AIM OF THE EXERCISE: Find the lines containing the word "grid" and copy every one of them.

EXERCISE DATA:
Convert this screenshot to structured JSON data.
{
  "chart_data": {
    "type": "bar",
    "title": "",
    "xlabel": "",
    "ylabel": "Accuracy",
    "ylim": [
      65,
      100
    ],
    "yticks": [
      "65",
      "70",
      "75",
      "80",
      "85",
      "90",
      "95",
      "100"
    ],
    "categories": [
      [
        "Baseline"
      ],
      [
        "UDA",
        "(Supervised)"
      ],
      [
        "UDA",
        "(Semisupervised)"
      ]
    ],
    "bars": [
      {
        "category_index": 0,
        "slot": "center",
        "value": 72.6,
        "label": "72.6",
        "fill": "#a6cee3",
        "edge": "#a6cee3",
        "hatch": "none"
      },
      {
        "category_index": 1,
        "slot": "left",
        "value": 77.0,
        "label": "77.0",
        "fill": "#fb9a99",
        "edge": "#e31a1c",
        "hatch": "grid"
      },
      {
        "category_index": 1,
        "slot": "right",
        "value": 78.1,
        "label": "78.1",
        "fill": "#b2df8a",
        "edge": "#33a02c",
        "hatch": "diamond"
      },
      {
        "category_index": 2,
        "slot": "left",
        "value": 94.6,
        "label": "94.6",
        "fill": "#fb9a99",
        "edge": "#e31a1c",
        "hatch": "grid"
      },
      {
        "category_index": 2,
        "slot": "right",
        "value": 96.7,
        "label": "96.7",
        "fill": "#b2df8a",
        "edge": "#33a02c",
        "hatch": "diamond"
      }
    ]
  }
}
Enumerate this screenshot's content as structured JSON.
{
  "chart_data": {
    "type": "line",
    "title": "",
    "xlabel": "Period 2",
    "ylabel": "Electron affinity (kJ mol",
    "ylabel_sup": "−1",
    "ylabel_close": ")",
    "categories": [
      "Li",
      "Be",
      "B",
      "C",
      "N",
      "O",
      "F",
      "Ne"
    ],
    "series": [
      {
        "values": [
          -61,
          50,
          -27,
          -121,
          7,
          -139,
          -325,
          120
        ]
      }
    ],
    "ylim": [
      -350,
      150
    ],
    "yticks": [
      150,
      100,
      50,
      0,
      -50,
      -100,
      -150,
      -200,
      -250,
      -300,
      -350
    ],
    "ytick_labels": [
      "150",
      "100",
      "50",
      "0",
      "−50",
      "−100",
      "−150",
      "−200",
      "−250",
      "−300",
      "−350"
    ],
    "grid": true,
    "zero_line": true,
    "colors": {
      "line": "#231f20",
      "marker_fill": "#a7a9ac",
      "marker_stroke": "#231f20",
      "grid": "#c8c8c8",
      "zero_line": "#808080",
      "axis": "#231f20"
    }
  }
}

COMPLETE ANSWER:
        "hatch": "grid"
        "hatch": "grid"
    "grid": true,
      "grid": "#c8c8c8",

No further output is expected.